• EXERCISE OBJECTIVE: Please transcribe the data below exactly. Leave the pictures out.

— begin —

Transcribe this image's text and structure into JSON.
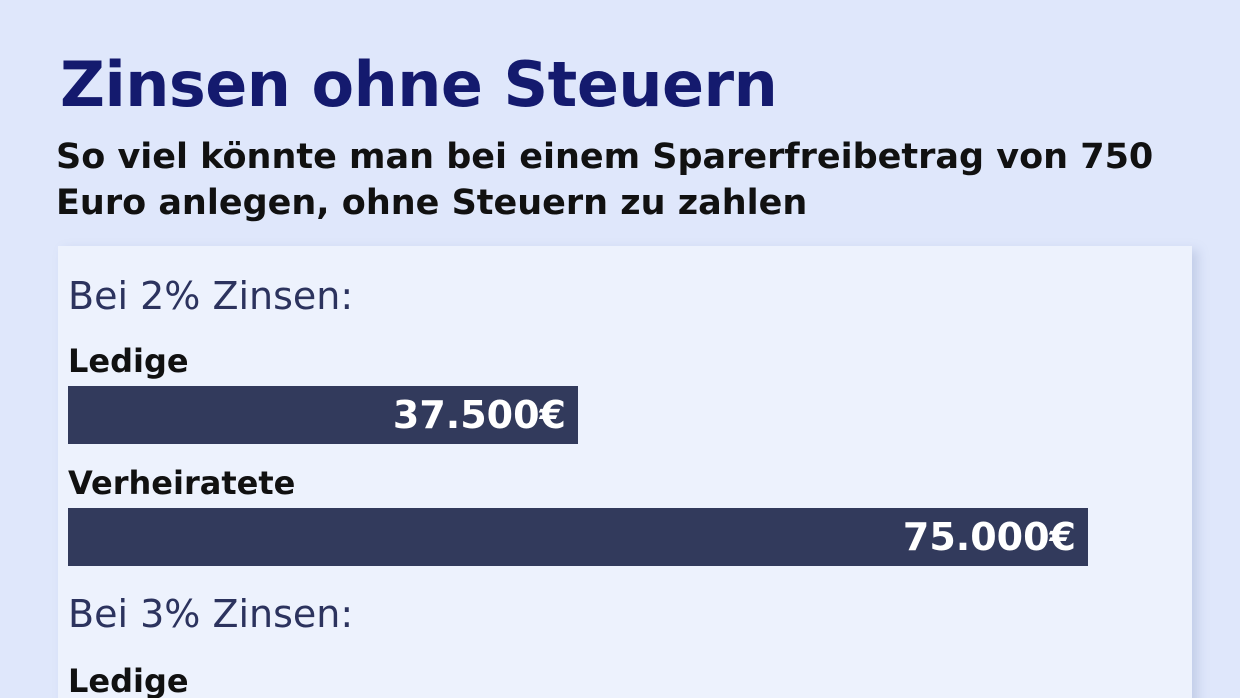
{
  "header": {
    "title": "Zinsen ohne Steuern",
    "subtitle": "So viel könnte man bei einem Sparerfreibetrag von 750 Euro anlegen, ohne Steuern zu zahlen"
  },
  "colors": {
    "background": "#dfe7fb",
    "panel": "#edf2fd",
    "bar": "#323a5c",
    "title": "#141a6e"
  },
  "chart_data": {
    "type": "bar",
    "orientation": "horizontal",
    "title": "Zinsen ohne Steuern",
    "subtitle": "So viel könnte man bei einem Sparerfreibetrag von 750 Euro anlegen, ohne Steuern zu zahlen",
    "unit": "€",
    "xlim": [
      0,
      75000
    ],
    "groups": [
      {
        "heading": "Bei 2% Zinsen:",
        "rows": [
          {
            "label": "Ledige",
            "value": 37500,
            "value_label": "37.500€"
          },
          {
            "label": "Verheiratete",
            "value": 75000,
            "value_label": "75.000€"
          }
        ]
      },
      {
        "heading": "Bei 3% Zinsen:",
        "rows": [
          {
            "label": "Ledige"
          }
        ]
      }
    ]
  }
}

— end —

• TASK ANSWER:
Transcribe this image's text and structure into JSON.
{
  "header": {
    "title": "Zinsen ohne Steuern",
    "subtitle": "So viel könnte man bei einem Sparerfreibetrag von 750 Euro anlegen, ohne Steuern zu zahlen"
  },
  "colors": {
    "background": "#dfe7fb",
    "panel": "#edf2fd",
    "bar": "#323a5c",
    "title": "#141a6e"
  },
  "chart_data": {
    "type": "bar",
    "orientation": "horizontal",
    "title": "Zinsen ohne Steuern",
    "subtitle": "So viel könnte man bei einem Sparerfreibetrag von 750 Euro anlegen, ohne Steuern zu zahlen",
    "unit": "€",
    "xlim": [
      0,
      75000
    ],
    "groups": [
      {
        "heading": "Bei 2% Zinsen:",
        "rows": [
          {
            "label": "Ledige",
            "value": 37500,
            "value_label": "37.500€"
          },
          {
            "label": "Verheiratete",
            "value": 75000,
            "value_label": "75.000€"
          }
        ]
      },
      {
        "heading": "Bei 3% Zinsen:",
        "rows": [
          {
            "label": "Ledige"
          }
        ]
      }
    ]
  }
}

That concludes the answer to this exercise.